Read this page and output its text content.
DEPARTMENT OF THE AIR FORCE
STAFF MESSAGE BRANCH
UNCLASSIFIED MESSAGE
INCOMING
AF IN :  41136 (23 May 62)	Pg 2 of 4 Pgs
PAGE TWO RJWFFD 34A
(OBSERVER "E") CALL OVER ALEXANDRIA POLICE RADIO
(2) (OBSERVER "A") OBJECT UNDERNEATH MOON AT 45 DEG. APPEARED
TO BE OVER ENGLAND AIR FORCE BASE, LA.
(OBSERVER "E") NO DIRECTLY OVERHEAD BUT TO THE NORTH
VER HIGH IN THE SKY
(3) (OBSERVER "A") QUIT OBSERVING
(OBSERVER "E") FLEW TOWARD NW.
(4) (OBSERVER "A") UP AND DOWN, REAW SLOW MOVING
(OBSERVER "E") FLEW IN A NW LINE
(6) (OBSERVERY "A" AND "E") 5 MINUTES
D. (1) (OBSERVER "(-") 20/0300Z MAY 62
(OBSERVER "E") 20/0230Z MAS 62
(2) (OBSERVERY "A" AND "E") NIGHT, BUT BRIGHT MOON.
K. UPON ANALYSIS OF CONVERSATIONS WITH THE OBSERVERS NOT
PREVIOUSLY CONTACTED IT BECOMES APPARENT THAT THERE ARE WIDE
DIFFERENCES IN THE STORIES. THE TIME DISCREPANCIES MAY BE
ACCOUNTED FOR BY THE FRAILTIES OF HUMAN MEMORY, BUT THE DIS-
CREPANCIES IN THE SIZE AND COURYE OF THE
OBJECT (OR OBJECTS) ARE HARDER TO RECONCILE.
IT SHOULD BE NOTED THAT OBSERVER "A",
· · ·
_What to do_:
Go through the listing and print each line exactly as it appears.

_Solved problem_:
Read this page and output its text content.
DEPARTMENT OF THE AIR FORCE
STAFF MESSAGE BRANCH
UNCLASSIFIED MESSAGE
INCOMING
AF IN :  41136 (23 May 62)	Pg 2 of 4 Pgs
PAGE TWO RJWFFD 34A
(OBSERVER "E") CALL OVER ALEXANDRIA POLICE RADIO
(2) (OBSERVER "A") OBJECT UNDERNEATH MOON AT 45 DEG. APPEARED
TO BE OVER ENGLAND AIR FORCE BASE, LA.
(OBSERVER "E") NO DIRECTLY OVERHEAD BUT TO THE NORTH
VER HIGH IN THE SKY
(3) (OBSERVER "A") QUIT OBSERVING
(OBSERVER "E") FLEW TOWARD NW.
(4) (OBSERVER "A") UP AND DOWN, REAW SLOW MOVING
(OBSERVER "E") FLEW IN A NW LINE
(6) (OBSERVERY "A" AND "E") 5 MINUTES
D. (1) (OBSERVER "(-") 20/0300Z MAY 62
(OBSERVER "E") 20/0230Z MAS 62
(2) (OBSERVERY "A" AND "E") NIGHT, BUT BRIGHT MOON.
K. UPON ANALYSIS OF CONVERSATIONS WITH THE OBSERVERS NOT
PREVIOUSLY CONTACTED IT BECOMES APPARENT THAT THERE ARE WIDE
DIFFERENCES IN THE STORIES. THE TIME DISCREPANCIES MAY BE
ACCOUNTED FOR BY THE FRAILTIES OF HUMAN MEMORY, BUT THE DIS-
CREPANCIES IN THE SIZE AND COURYE OF THE
OBJECT (OR OBJECTS) ARE HARDER TO RECONCILE.
IT SHOULD BE NOTED THAT OBSERVER "A",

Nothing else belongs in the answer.